[What to do] Keep only those lines of the records that include the string "Department".

[Input material]

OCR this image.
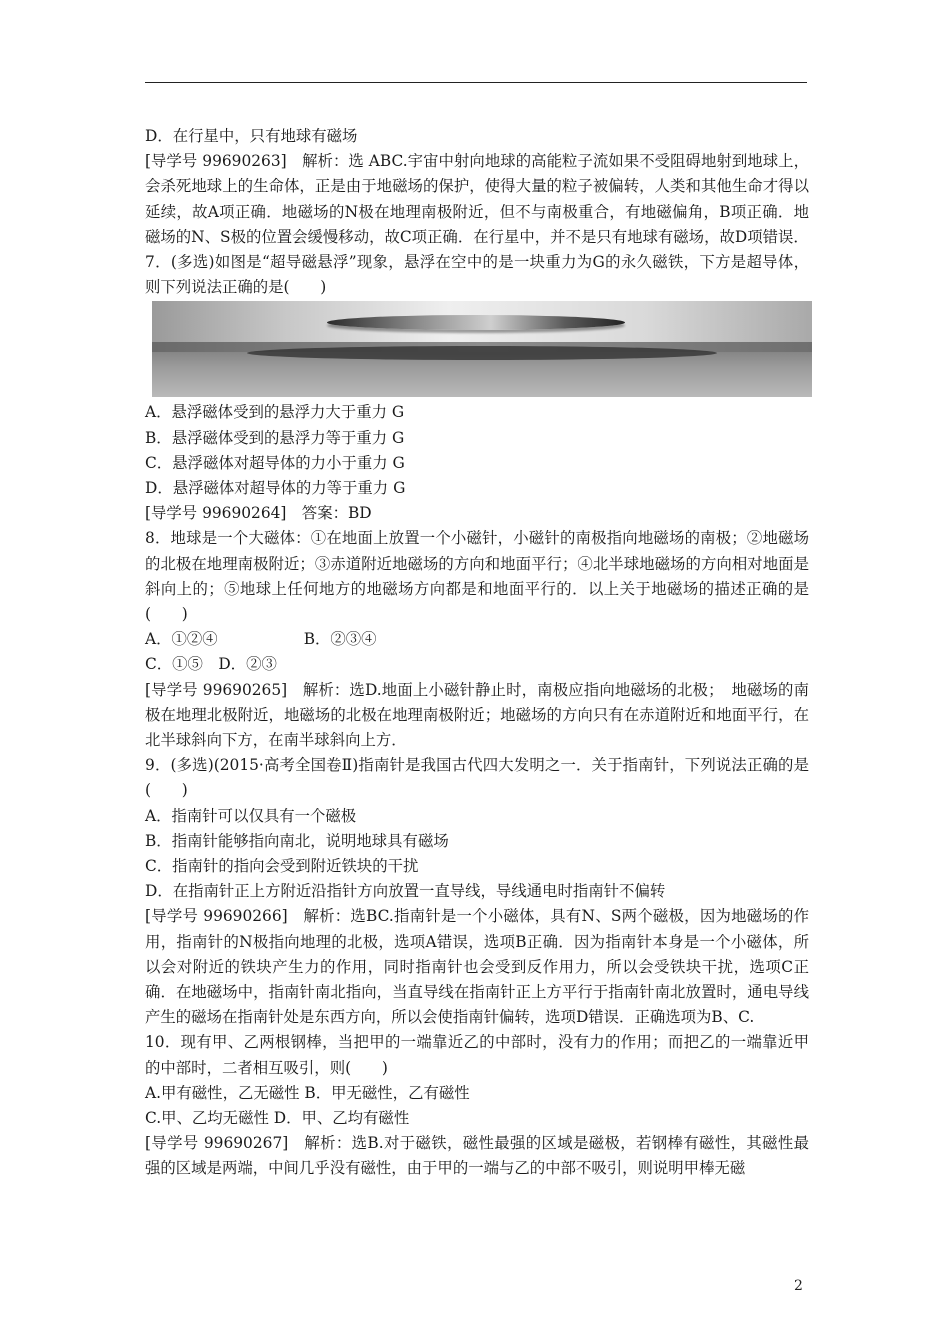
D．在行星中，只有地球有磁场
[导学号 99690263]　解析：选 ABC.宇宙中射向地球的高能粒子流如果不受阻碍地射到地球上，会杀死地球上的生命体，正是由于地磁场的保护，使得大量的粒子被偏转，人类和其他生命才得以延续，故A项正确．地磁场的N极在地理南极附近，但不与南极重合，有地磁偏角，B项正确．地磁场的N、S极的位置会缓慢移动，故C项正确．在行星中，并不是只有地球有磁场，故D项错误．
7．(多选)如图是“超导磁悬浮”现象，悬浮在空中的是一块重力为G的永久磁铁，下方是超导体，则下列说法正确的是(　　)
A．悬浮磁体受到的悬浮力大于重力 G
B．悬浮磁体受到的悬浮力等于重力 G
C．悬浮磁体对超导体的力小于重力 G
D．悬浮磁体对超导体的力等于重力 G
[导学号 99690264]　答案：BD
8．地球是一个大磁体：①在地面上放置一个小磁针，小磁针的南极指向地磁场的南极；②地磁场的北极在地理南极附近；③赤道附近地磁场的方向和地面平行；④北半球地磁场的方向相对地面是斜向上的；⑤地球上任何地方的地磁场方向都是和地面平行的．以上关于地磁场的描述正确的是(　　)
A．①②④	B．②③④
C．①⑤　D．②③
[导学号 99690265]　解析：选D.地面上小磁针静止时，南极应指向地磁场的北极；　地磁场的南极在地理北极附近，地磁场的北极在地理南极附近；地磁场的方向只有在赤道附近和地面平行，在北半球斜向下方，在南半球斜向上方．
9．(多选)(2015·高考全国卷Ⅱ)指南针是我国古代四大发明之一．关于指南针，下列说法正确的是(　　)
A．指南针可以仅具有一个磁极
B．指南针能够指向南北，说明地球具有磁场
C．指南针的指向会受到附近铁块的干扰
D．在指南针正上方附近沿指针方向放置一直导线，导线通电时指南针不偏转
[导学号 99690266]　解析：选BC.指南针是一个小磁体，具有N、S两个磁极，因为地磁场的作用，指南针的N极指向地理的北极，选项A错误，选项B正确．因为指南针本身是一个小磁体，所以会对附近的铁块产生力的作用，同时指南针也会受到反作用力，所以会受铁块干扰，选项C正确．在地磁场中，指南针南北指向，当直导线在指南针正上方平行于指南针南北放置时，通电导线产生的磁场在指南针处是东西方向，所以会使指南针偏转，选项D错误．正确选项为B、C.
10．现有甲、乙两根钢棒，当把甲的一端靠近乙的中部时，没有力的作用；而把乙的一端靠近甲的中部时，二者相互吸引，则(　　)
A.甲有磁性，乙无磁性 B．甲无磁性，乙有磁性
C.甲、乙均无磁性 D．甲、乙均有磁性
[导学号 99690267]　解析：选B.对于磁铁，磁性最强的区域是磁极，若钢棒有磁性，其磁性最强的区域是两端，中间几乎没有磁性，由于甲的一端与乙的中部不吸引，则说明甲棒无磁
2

...

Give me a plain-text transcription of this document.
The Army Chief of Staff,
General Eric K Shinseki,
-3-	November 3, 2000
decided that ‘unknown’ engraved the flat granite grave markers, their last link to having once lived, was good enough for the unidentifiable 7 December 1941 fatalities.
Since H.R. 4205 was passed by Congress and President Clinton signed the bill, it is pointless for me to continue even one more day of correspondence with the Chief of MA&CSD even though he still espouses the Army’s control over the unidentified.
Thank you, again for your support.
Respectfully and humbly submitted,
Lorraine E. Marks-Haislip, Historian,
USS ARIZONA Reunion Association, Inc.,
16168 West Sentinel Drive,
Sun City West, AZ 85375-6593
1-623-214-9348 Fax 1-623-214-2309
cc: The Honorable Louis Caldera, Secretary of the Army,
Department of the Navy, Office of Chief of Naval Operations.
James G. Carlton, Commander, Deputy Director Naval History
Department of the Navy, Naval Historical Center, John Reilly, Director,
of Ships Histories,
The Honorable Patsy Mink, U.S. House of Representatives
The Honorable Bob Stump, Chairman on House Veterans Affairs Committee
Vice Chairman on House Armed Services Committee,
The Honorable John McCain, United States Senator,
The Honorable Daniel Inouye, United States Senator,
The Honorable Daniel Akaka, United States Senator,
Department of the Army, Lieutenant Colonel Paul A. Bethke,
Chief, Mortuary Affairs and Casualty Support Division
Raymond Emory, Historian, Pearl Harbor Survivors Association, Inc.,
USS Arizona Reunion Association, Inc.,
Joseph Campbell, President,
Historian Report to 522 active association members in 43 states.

[Problem solution]
Department of the Navy, Office of Chief of Naval Operations.
Department of the Navy, Naval Historical Center, John Reilly, Director,
Department of the Army, Lieutenant Colonel Paul A. Bethke,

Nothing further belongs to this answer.